--- PROBLEM ---
All of the data below should be written out exactly.
=== RECORD LIST ===
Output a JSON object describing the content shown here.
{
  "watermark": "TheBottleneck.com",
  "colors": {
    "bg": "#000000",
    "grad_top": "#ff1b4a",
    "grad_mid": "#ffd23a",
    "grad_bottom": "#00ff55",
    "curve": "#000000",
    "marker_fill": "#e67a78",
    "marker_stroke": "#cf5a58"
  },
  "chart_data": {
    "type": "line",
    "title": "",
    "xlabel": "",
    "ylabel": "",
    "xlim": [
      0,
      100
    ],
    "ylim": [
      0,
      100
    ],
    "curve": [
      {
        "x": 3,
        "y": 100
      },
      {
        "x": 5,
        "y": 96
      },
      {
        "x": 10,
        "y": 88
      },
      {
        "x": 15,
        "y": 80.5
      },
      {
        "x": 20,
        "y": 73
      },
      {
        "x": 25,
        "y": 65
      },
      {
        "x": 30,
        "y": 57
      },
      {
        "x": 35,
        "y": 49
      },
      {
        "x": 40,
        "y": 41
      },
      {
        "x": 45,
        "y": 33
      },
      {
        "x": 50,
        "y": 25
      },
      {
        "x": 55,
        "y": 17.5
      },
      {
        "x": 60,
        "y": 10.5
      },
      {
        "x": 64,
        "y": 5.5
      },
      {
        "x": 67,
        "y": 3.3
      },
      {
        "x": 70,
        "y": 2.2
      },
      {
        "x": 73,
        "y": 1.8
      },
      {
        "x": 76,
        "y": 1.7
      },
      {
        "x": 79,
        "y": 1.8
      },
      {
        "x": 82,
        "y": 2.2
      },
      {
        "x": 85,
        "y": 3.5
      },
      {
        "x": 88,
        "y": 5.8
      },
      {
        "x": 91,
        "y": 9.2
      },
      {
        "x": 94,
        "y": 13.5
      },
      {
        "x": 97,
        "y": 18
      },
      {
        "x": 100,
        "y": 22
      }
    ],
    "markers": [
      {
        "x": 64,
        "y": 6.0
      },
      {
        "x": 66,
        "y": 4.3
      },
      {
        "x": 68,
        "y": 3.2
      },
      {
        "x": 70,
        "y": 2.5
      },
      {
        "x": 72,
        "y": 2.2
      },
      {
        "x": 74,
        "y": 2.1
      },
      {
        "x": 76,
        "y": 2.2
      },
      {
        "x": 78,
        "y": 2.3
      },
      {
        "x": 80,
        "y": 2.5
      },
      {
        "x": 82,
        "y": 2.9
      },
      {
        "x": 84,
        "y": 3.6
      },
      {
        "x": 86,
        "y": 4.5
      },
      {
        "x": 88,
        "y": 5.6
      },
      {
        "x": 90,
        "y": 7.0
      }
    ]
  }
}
===
--- WORKED ANSWER ---
Output a JSON object describing the content shown here.
{
  "watermark": "TheBottleneck.com",
  "colors": {
    "bg": "#000000",
    "grad_top": "#ff1b4a",
    "grad_mid": "#ffd23a",
    "grad_bottom": "#00ff55",
    "curve": "#000000",
    "marker_fill": "#e67a78",
    "marker_stroke": "#cf5a58"
  },
  "chart_data": {
    "type": "line",
    "title": "",
    "xlabel": "",
    "ylabel": "",
    "xlim": [
      0,
      100
    ],
    "ylim": [
      0,
      100
    ],
    "curve": [
      {
        "x": 3,
        "y": 100
      },
      {
        "x": 5,
        "y": 96
      },
      {
        "x": 10,
        "y": 88
      },
      {
        "x": 15,
        "y": 80.5
      },
      {
        "x": 20,
        "y": 73
      },
      {
        "x": 25,
        "y": 65
      },
      {
        "x": 30,
        "y": 57
      },
      {
        "x": 35,
        "y": 49
      },
      {
        "x": 40,
        "y": 41
      },
      {
        "x": 45,
        "y": 33
      },
      {
        "x": 50,
        "y": 25
      },
      {
        "x": 55,
        "y": 17.5
      },
      {
        "x": 60,
        "y": 10.5
      },
      {
        "x": 64,
        "y": 5.5
      },
      {
        "x": 67,
        "y": 3.3
      },
      {
        "x": 70,
        "y": 2.2
      },
      {
        "x": 73,
        "y": 1.8
      },
      {
        "x": 76,
        "y": 1.7
      },
      {
        "x": 79,
        "y": 1.8
      },
      {
        "x": 82,
        "y": 2.2
      },
      {
        "x": 85,
        "y": 3.5
      },
      {
        "x": 88,
        "y": 5.8
      },
      {
        "x": 91,
        "y": 9.2
      },
      {
        "x": 94,
        "y": 13.5
      },
      {
        "x": 97,
        "y": 18
      },
      {
        "x": 100,
        "y": 22
      }
    ],
    "markers": [
      {
        "x": 64,
        "y": 6.0
      },
      {
        "x": 66,
        "y": 4.3
      },
      {
        "x": 68,
        "y": 3.2
      },
      {
        "x": 70,
        "y": 2.5
      },
      {
        "x": 72,
        "y": 2.2
      },
      {
        "x": 74,
        "y": 2.1
      },
      {
        "x": 76,
        "y": 2.2
      },
      {
        "x": 78,
        "y": 2.3
      },
      {
        "x": 80,
        "y": 2.5
      },
      {
        "x": 82,
        "y": 2.9
      },
      {
        "x": 84,
        "y": 3.6
      },
      {
        "x": 86,
        "y": 4.5
      },
      {
        "x": 88,
        "y": 5.6
      },
      {
        "x": 90,
        "y": 7.0
      }
    ]
  }
}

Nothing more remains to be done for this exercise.